[Written problem]:
Return the whole listing exactly as it stands.

[Record set]:
= = = =

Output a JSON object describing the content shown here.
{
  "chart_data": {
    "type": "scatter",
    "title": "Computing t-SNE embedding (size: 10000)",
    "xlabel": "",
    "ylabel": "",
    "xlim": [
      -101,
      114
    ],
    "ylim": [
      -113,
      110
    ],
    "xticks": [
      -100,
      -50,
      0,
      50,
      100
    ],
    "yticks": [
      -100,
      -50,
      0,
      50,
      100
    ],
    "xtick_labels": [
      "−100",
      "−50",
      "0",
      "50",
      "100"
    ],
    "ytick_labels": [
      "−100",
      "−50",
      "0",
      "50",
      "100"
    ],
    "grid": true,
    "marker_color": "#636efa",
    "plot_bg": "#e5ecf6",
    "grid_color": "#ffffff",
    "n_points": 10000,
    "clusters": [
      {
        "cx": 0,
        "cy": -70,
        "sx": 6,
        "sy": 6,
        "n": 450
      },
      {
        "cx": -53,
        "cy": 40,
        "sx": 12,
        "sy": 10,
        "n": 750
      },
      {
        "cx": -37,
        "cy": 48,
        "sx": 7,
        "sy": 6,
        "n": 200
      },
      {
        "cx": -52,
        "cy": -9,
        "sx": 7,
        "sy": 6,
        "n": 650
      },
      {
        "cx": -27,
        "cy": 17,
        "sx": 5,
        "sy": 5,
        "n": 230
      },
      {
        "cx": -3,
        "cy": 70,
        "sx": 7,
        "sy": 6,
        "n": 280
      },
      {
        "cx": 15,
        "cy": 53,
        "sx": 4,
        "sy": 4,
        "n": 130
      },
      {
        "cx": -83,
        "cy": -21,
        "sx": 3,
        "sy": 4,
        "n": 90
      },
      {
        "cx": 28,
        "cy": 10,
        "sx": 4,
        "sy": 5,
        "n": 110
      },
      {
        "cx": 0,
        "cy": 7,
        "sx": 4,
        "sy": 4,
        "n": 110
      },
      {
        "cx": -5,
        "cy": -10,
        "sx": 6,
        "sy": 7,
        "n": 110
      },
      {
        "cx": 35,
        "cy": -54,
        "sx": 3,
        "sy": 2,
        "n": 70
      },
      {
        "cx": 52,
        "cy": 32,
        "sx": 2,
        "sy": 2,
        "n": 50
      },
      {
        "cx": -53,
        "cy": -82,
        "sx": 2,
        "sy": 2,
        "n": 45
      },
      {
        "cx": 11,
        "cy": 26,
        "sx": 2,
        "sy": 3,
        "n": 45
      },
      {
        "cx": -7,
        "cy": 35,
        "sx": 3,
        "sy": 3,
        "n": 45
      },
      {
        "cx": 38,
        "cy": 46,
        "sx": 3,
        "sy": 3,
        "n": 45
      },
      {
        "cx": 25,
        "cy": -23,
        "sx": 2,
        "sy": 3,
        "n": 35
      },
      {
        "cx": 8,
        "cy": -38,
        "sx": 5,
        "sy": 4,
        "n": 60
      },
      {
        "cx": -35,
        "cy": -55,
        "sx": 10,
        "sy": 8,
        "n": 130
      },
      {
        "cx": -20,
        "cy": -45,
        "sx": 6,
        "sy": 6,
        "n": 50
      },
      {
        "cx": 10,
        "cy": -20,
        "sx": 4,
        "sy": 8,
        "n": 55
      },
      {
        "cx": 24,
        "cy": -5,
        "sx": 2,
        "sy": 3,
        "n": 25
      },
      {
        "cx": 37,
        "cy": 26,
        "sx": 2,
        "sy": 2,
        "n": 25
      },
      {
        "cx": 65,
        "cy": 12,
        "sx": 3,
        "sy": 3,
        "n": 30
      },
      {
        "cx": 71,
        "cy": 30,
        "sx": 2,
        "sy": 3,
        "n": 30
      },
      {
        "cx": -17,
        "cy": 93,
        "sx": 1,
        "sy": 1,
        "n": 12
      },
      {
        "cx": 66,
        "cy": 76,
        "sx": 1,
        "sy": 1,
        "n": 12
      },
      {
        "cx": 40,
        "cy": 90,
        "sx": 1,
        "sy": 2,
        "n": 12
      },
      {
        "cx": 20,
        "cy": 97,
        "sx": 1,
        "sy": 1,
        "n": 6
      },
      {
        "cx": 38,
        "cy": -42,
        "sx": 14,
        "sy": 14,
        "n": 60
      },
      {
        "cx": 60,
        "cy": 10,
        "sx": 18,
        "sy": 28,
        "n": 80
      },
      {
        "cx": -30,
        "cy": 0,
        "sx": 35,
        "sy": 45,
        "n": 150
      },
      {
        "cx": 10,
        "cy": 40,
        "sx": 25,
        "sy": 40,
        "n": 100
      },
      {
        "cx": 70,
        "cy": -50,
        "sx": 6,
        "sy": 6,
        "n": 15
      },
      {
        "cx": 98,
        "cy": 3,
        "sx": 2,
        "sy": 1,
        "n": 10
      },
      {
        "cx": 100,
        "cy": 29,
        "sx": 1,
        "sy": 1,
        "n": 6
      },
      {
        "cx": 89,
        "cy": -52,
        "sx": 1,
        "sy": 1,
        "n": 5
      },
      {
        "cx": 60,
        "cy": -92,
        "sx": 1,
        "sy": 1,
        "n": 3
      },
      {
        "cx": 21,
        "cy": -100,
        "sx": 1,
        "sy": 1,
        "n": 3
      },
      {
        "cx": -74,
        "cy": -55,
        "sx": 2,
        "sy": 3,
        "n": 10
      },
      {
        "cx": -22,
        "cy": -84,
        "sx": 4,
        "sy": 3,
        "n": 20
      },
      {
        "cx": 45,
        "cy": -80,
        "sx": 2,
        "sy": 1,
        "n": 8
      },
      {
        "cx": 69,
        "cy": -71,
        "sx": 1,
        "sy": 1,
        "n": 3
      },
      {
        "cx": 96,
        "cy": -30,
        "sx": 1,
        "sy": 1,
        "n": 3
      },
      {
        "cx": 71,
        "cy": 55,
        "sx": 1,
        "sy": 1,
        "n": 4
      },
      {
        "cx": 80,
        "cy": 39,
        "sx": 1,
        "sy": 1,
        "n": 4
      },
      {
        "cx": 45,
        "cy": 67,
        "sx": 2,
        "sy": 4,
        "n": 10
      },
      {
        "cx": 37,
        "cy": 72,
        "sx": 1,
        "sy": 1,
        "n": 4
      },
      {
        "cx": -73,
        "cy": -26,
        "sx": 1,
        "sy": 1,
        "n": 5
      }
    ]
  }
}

= = = =

[Task result]:
Output a JSON object describing the content shown here.
{
  "chart_data": {
    "type": "scatter",
    "title": "Computing t-SNE embedding (size: 10000)",
    "xlabel": "",
    "ylabel": "",
    "xlim": [
      -101,
      114
    ],
    "ylim": [
      -113,
      110
    ],
    "xticks": [
      -100,
      -50,
      0,
      50,
      100
    ],
    "yticks": [
      -100,
      -50,
      0,
      50,
      100
    ],
    "xtick_labels": [
      "−100",
      "−50",
      "0",
      "50",
      "100"
    ],
    "ytick_labels": [
      "−100",
      "−50",
      "0",
      "50",
      "100"
    ],
    "grid": true,
    "marker_color": "#636efa",
    "plot_bg": "#e5ecf6",
    "grid_color": "#ffffff",
    "n_points": 10000,
    "clusters": [
      {
        "cx": 0,
        "cy": -70,
        "sx": 6,
        "sy": 6,
        "n": 450
      },
      {
        "cx": -53,
        "cy": 40,
        "sx": 12,
        "sy": 10,
        "n": 750
      },
      {
        "cx": -37,
        "cy": 48,
        "sx": 7,
        "sy": 6,
        "n": 200
      },
      {
        "cx": -52,
        "cy": -9,
        "sx": 7,
        "sy": 6,
        "n": 650
      },
      {
        "cx": -27,
        "cy": 17,
        "sx": 5,
        "sy": 5,
        "n": 230
      },
      {
        "cx": -3,
        "cy": 70,
        "sx": 7,
        "sy": 6,
        "n": 280
      },
      {
        "cx": 15,
        "cy": 53,
        "sx": 4,
        "sy": 4,
        "n": 130
      },
      {
        "cx": -83,
        "cy": -21,
        "sx": 3,
        "sy": 4,
        "n": 90
      },
      {
        "cx": 28,
        "cy": 10,
        "sx": 4,
        "sy": 5,
        "n": 110
      },
      {
        "cx": 0,
        "cy": 7,
        "sx": 4,
        "sy": 4,
        "n": 110
      },
      {
        "cx": -5,
        "cy": -10,
        "sx": 6,
        "sy": 7,
        "n": 110
      },
      {
        "cx": 35,
        "cy": -54,
        "sx": 3,
        "sy": 2,
        "n": 70
      },
      {
        "cx": 52,
        "cy": 32,
        "sx": 2,
        "sy": 2,
        "n": 50
      },
      {
        "cx": -53,
        "cy": -82,
        "sx": 2,
        "sy": 2,
        "n": 45
      },
      {
        "cx": 11,
        "cy": 26,
        "sx": 2,
        "sy": 3,
        "n": 45
      },
      {
        "cx": -7,
        "cy": 35,
        "sx": 3,
        "sy": 3,
        "n": 45
      },
      {
        "cx": 38,
        "cy": 46,
        "sx": 3,
        "sy": 3,
        "n": 45
      },
      {
        "cx": 25,
        "cy": -23,
        "sx": 2,
        "sy": 3,
        "n": 35
      },
      {
        "cx": 8,
        "cy": -38,
        "sx": 5,
        "sy": 4,
        "n": 60
      },
      {
        "cx": -35,
        "cy": -55,
        "sx": 10,
        "sy": 8,
        "n": 130
      },
      {
        "cx": -20,
        "cy": -45,
        "sx": 6,
        "sy": 6,
        "n": 50
      },
      {
        "cx": 10,
        "cy": -20,
        "sx": 4,
        "sy": 8,
        "n": 55
      },
      {
        "cx": 24,
        "cy": -5,
        "sx": 2,
        "sy": 3,
        "n": 25
      },
      {
        "cx": 37,
        "cy": 26,
        "sx": 2,
        "sy": 2,
        "n": 25
      },
      {
        "cx": 65,
        "cy": 12,
        "sx": 3,
        "sy": 3,
        "n": 30
      },
      {
        "cx": 71,
        "cy": 30,
        "sx": 2,
        "sy": 3,
        "n": 30
      },
      {
        "cx": -17,
        "cy": 93,
        "sx": 1,
        "sy": 1,
        "n": 12
      },
      {
        "cx": 66,
        "cy": 76,
        "sx": 1,
        "sy": 1,
        "n": 12
      },
      {
        "cx": 40,
        "cy": 90,
        "sx": 1,
        "sy": 2,
        "n": 12
      },
      {
        "cx": 20,
        "cy": 97,
        "sx": 1,
        "sy": 1,
        "n": 6
      },
      {
        "cx": 38,
        "cy": -42,
        "sx": 14,
        "sy": 14,
        "n": 60
      },
      {
        "cx": 60,
        "cy": 10,
        "sx": 18,
        "sy": 28,
        "n": 80
      },
      {
        "cx": -30,
        "cy": 0,
        "sx": 35,
        "sy": 45,
        "n": 150
      },
      {
        "cx": 10,
        "cy": 40,
        "sx": 25,
        "sy": 40,
        "n": 100
      },
      {
        "cx": 70,
        "cy": -50,
        "sx": 6,
        "sy": 6,
        "n": 15
      },
      {
        "cx": 98,
        "cy": 3,
        "sx": 2,
        "sy": 1,
        "n": 10
      },
      {
        "cx": 100,
        "cy": 29,
        "sx": 1,
        "sy": 1,
        "n": 6
      },
      {
        "cx": 89,
        "cy": -52,
        "sx": 1,
        "sy": 1,
        "n": 5
      },
      {
        "cx": 60,
        "cy": -92,
        "sx": 1,
        "sy": 1,
        "n": 3
      },
      {
        "cx": 21,
        "cy": -100,
        "sx": 1,
        "sy": 1,
        "n": 3
      },
      {
        "cx": -74,
        "cy": -55,
        "sx": 2,
        "sy": 3,
        "n": 10
      },
      {
        "cx": -22,
        "cy": -84,
        "sx": 4,
        "sy": 3,
        "n": 20
      },
      {
        "cx": 45,
        "cy": -80,
        "sx": 2,
        "sy": 1,
        "n": 8
      },
      {
        "cx": 69,
        "cy": -71,
        "sx": 1,
        "sy": 1,
        "n": 3
      },
      {
        "cx": 96,
        "cy": -30,
        "sx": 1,
        "sy": 1,
        "n": 3
      },
      {
        "cx": 71,
        "cy": 55,
        "sx": 1,
        "sy": 1,
        "n": 4
      },
      {
        "cx": 80,
        "cy": 39,
        "sx": 1,
        "sy": 1,
        "n": 4
      },
      {
        "cx": 45,
        "cy": 67,
        "sx": 2,
        "sy": 4,
        "n": 10
      },
      {
        "cx": 37,
        "cy": 72,
        "sx": 1,
        "sy": 1,
        "n": 4
      },
      {
        "cx": -73,
        "cy": -26,
        "sx": 1,
        "sy": 1,
        "n": 5
      }
    ]
  }
}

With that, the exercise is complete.